Figure data in JSON:
━━━━━━
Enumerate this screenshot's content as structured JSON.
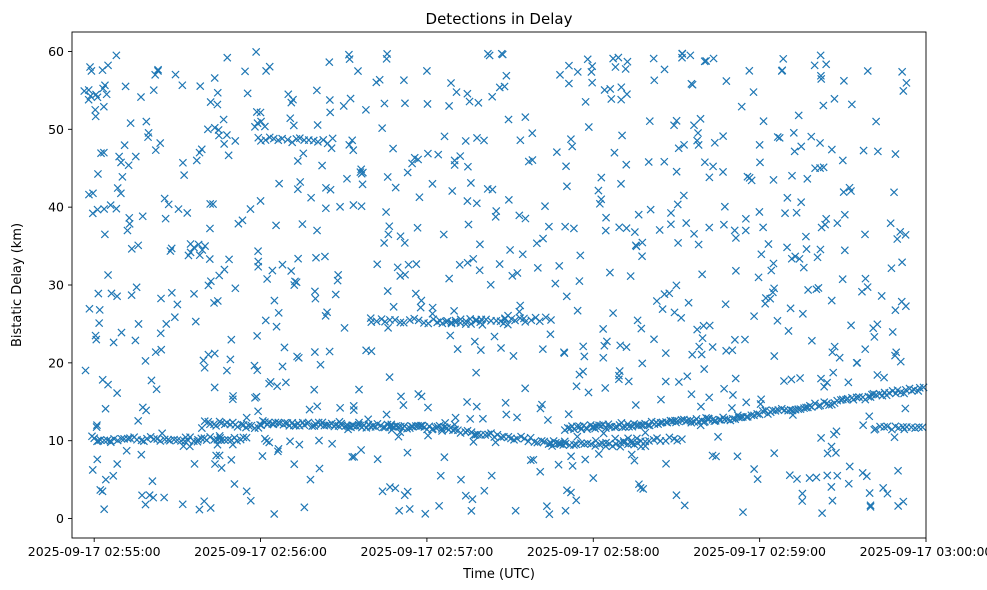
{
  "chart_data": {
    "type": "scatter",
    "title": "Detections in Delay",
    "xlabel": "Time (UTC)",
    "ylabel": "Bistatic Delay (km)",
    "xlim": [
      "2025-09-17 02:54:52",
      "2025-09-17 03:00:00"
    ],
    "ylim": [
      -2.5,
      62.5
    ],
    "xticks": [
      "2025-09-17 02:55:00",
      "2025-09-17 02:56:00",
      "2025-09-17 02:57:00",
      "2025-09-17 02:58:00",
      "2025-09-17 02:59:00",
      "2025-09-17 03:00:00"
    ],
    "yticks": [
      0,
      10,
      20,
      30,
      40,
      50,
      60
    ],
    "marker": "x",
    "color": "#1f77b4",
    "grid": false,
    "x_unit": "seconds after 2025-09-17 02:55:00",
    "x_range": [
      -4,
      293
    ],
    "tracks": [
      {
        "x": [
          0,
          56
        ],
        "y": [
          10.2,
          10.2
        ],
        "step": 1.2
      },
      {
        "x": [
          40,
          60
        ],
        "y": [
          12.3,
          11.8
        ],
        "step": 1.0
      },
      {
        "x": [
          60,
          130
        ],
        "y": [
          12.3,
          11.6
        ],
        "step": 0.8
      },
      {
        "x": [
          130,
          170
        ],
        "y": [
          11.2,
          9.6
        ],
        "step": 1.2
      },
      {
        "x": [
          165,
          200
        ],
        "y": [
          9.5,
          9.5
        ],
        "step": 1.3
      },
      {
        "x": [
          170,
          230
        ],
        "y": [
          11.6,
          12.8
        ],
        "step": 0.8
      },
      {
        "x": [
          230,
          305
        ],
        "y": [
          13.0,
          17.0
        ],
        "step": 1.0
      },
      {
        "x": [
          282,
          318
        ],
        "y": [
          11.5,
          12.2
        ],
        "step": 1.4
      },
      {
        "x": [
          188,
          212
        ],
        "y": [
          10.0,
          10.2
        ],
        "step": 1.5
      },
      {
        "x": [
          60,
          85
        ],
        "y": [
          48.8,
          48.4
        ],
        "step": 1.6
      },
      {
        "x": [
          100,
          140
        ],
        "y": [
          25.5,
          25.2
        ],
        "step": 1.7
      },
      {
        "x": [
          125,
          165
        ],
        "y": [
          25.3,
          25.6
        ],
        "step": 1.8
      }
    ],
    "noise": {
      "count": 740,
      "seed": 20250917,
      "y": [
        0.5,
        60
      ]
    },
    "sampled_points": [
      [
        -2.0,
        53.8
      ],
      [
        -1.5,
        58.0
      ],
      [
        -1.0,
        57.5
      ],
      [
        -0.5,
        39.2
      ],
      [
        3.0,
        57.6
      ],
      [
        4.5,
        54.5
      ],
      [
        8.0,
        59.5
      ],
      [
        9.0,
        46.5
      ],
      [
        3.5,
        47.0
      ],
      [
        0.5,
        23.5
      ],
      [
        1.0,
        12.0
      ],
      [
        1.5,
        28.9
      ],
      [
        2.0,
        26.8
      ],
      [
        3.0,
        3.5
      ],
      [
        3.6,
        1.2
      ],
      [
        4.2,
        5.0
      ],
      [
        5.0,
        17.2
      ],
      [
        6.0,
        9.8
      ],
      [
        8.0,
        39.8
      ],
      [
        12.0,
        37.0
      ],
      [
        13.5,
        28.7
      ],
      [
        15.0,
        46.5
      ],
      [
        16.0,
        25.0
      ],
      [
        17.0,
        8.2
      ],
      [
        20.0,
        3.0
      ],
      [
        21.0,
        4.8
      ],
      [
        22.0,
        57.0
      ],
      [
        23.0,
        57.5
      ],
      [
        24.0,
        23.8
      ],
      [
        26.0,
        25.0
      ],
      [
        28.0,
        29.0
      ],
      [
        30.0,
        27.5
      ],
      [
        32.0,
        45.7
      ],
      [
        34.0,
        33.8
      ],
      [
        36.0,
        34.8
      ],
      [
        37.0,
        46.0
      ],
      [
        38.0,
        47.0
      ],
      [
        39.0,
        34.5
      ],
      [
        40.0,
        35.0
      ],
      [
        41.0,
        50.0
      ],
      [
        42.0,
        53.5
      ],
      [
        43.5,
        50.2
      ],
      [
        45.0,
        49.2
      ],
      [
        48.0,
        59.2
      ],
      [
        50.0,
        9.5
      ],
      [
        55.0,
        3.5
      ],
      [
        58.0,
        15.5
      ],
      [
        60.0,
        40.8
      ],
      [
        62.0,
        57.5
      ],
      [
        65.0,
        28.0
      ],
      [
        66.0,
        17.0
      ],
      [
        70.0,
        54.5
      ],
      [
        72.0,
        50.5
      ],
      [
        74.0,
        9.5
      ],
      [
        78.0,
        5.0
      ],
      [
        80.0,
        33.5
      ],
      [
        84.0,
        26.5
      ],
      [
        88.0,
        31.3
      ],
      [
        90.0,
        53.0
      ],
      [
        92.0,
        48.0
      ],
      [
        96.0,
        44.5
      ],
      [
        98.0,
        52.5
      ],
      [
        100.0,
        21.5
      ],
      [
        104.0,
        3.5
      ],
      [
        106.0,
        24.5
      ],
      [
        108.0,
        27.2
      ],
      [
        110.0,
        1.0
      ],
      [
        112.0,
        3.0
      ],
      [
        116.0,
        28.9
      ],
      [
        118.0,
        28.0
      ],
      [
        120.0,
        57.5
      ],
      [
        122.0,
        43.0
      ],
      [
        125.0,
        5.5
      ],
      [
        128.0,
        53.0
      ],
      [
        130.0,
        46.0
      ],
      [
        134.0,
        48.5
      ],
      [
        138.0,
        40.5
      ],
      [
        142.0,
        59.7
      ],
      [
        145.0,
        39.5
      ],
      [
        148.0,
        55.5
      ],
      [
        150.0,
        34.5
      ],
      [
        152.0,
        1.0
      ],
      [
        155.0,
        25.7
      ],
      [
        158.0,
        49.5
      ],
      [
        160.0,
        32.2
      ],
      [
        164.0,
        37.5
      ],
      [
        168.0,
        57.0
      ],
      [
        170.0,
        1.0
      ],
      [
        172.0,
        8.0
      ],
      [
        175.0,
        30.5
      ],
      [
        178.0,
        59.0
      ],
      [
        180.0,
        5.2
      ],
      [
        182.0,
        8.3
      ],
      [
        184.0,
        22.2
      ],
      [
        186.0,
        31.6
      ],
      [
        188.0,
        58.0
      ],
      [
        190.0,
        43.0
      ],
      [
        192.0,
        37.3
      ],
      [
        195.0,
        36.8
      ],
      [
        198.0,
        3.8
      ],
      [
        200.0,
        45.8
      ],
      [
        202.0,
        56.3
      ],
      [
        205.0,
        26.9
      ],
      [
        208.0,
        37.8
      ],
      [
        210.0,
        3.0
      ],
      [
        212.0,
        59.2
      ],
      [
        215.0,
        59.5
      ],
      [
        218.0,
        35.2
      ],
      [
        220.0,
        19.2
      ],
      [
        222.0,
        24.8
      ],
      [
        225.0,
        10.5
      ],
      [
        228.0,
        56.2
      ],
      [
        230.0,
        14.2
      ],
      [
        232.0,
        8.0
      ],
      [
        235.0,
        37.0
      ],
      [
        238.0,
        26.0
      ],
      [
        240.0,
        48.0
      ],
      [
        242.0,
        27.6
      ],
      [
        245.0,
        43.5
      ],
      [
        248.0,
        57.5
      ],
      [
        250.0,
        41.2
      ],
      [
        252.0,
        13.3
      ],
      [
        255.0,
        47.8
      ],
      [
        258.0,
        5.2
      ],
      [
        260.0,
        45.0
      ],
      [
        262.0,
        59.5
      ],
      [
        264.0,
        38.5
      ],
      [
        266.0,
        28.0
      ],
      [
        268.0,
        5.5
      ],
      [
        270.0,
        46.0
      ],
      [
        272.0,
        17.5
      ],
      [
        275.0,
        20.0
      ],
      [
        278.0,
        36.5
      ],
      [
        280.0,
        1.5
      ],
      [
        282.0,
        51.0
      ]
    ]
  }
}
━━━━━━
#### Exercise brief
Find the lines above that contain the word "step" and collect them.

#### Written response
        "step": 1.2
        "step": 1.0
        "step": 0.8
        "step": 1.2
        "step": 1.3
        "step": 0.8
        "step": 1.0
        "step": 1.4
        "step": 1.5
        "step": 1.6
        "step": 1.7
        "step": 1.8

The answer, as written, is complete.